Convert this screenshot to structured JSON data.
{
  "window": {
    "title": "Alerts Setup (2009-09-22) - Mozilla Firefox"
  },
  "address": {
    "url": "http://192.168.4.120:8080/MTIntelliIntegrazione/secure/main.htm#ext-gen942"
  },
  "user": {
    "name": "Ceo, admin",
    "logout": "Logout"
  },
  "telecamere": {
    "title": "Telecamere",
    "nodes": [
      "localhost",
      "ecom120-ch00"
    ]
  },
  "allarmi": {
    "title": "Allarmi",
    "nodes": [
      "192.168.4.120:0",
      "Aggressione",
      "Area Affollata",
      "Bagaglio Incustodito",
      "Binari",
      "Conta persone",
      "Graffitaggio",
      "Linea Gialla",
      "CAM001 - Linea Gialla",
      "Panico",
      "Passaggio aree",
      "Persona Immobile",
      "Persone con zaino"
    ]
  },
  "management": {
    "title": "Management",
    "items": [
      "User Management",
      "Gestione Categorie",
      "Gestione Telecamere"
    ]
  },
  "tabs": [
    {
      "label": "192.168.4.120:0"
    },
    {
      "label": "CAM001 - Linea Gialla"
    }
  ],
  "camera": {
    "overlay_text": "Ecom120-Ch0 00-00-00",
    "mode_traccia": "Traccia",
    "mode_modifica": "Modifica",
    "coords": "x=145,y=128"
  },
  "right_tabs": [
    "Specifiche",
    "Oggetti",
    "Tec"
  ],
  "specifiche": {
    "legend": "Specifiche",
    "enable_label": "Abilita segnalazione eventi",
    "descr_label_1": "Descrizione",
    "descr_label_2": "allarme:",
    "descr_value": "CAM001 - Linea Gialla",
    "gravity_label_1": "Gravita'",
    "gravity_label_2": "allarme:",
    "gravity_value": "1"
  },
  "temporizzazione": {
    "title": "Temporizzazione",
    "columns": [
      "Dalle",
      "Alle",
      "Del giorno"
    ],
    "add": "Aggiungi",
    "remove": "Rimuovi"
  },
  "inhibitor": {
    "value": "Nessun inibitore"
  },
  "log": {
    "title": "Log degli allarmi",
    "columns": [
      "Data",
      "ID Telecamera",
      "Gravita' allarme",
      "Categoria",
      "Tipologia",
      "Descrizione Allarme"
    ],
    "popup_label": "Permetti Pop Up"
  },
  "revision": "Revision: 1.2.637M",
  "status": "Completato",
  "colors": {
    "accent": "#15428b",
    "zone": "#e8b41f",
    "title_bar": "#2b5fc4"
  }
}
┄┄┄┄┄┄┄┄┄┄┄┄┄┄┄┄┄┄┄┄
### [Task description]
Output every record above exactly as it appears.

### [Written solution]
Convert this screenshot to structured JSON data.
{
  "window": {
    "title": "Alerts Setup (2009-09-22) - Mozilla Firefox"
  },
  "address": {
    "url": "http://192.168.4.120:8080/MTIntelliIntegrazione/secure/main.htm#ext-gen942"
  },
  "user": {
    "name": "Ceo, admin",
    "logout": "Logout"
  },
  "telecamere": {
    "title": "Telecamere",
    "nodes": [
      "localhost",
      "ecom120-ch00"
    ]
  },
  "allarmi": {
    "title": "Allarmi",
    "nodes": [
      "192.168.4.120:0",
      "Aggressione",
      "Area Affollata",
      "Bagaglio Incustodito",
      "Binari",
      "Conta persone",
      "Graffitaggio",
      "Linea Gialla",
      "CAM001 - Linea Gialla",
      "Panico",
      "Passaggio aree",
      "Persona Immobile",
      "Persone con zaino"
    ]
  },
  "management": {
    "title": "Management",
    "items": [
      "User Management",
      "Gestione Categorie",
      "Gestione Telecamere"
    ]
  },
  "tabs": [
    {
      "label": "192.168.4.120:0"
    },
    {
      "label": "CAM001 - Linea Gialla"
    }
  ],
  "camera": {
    "overlay_text": "Ecom120-Ch0 00-00-00",
    "mode_traccia": "Traccia",
    "mode_modifica": "Modifica",
    "coords": "x=145,y=128"
  },
  "right_tabs": [
    "Specifiche",
    "Oggetti",
    "Tec"
  ],
  "specifiche": {
    "legend": "Specifiche",
    "enable_label": "Abilita segnalazione eventi",
    "descr_label_1": "Descrizione",
    "descr_label_2": "allarme:",
    "descr_value": "CAM001 - Linea Gialla",
    "gravity_label_1": "Gravita'",
    "gravity_label_2": "allarme:",
    "gravity_value": "1"
  },
  "temporizzazione": {
    "title": "Temporizzazione",
    "columns": [
      "Dalle",
      "Alle",
      "Del giorno"
    ],
    "add": "Aggiungi",
    "remove": "Rimuovi"
  },
  "inhibitor": {
    "value": "Nessun inibitore"
  },
  "log": {
    "title": "Log degli allarmi",
    "columns": [
      "Data",
      "ID Telecamera",
      "Gravita' allarme",
      "Categoria",
      "Tipologia",
      "Descrizione Allarme"
    ],
    "popup_label": "Permetti Pop Up"
  },
  "revision": "Revision: 1.2.637M",
  "status": "Completato",
  "colors": {
    "accent": "#15428b",
    "zone": "#e8b41f",
    "title_bar": "#2b5fc4"
  }
}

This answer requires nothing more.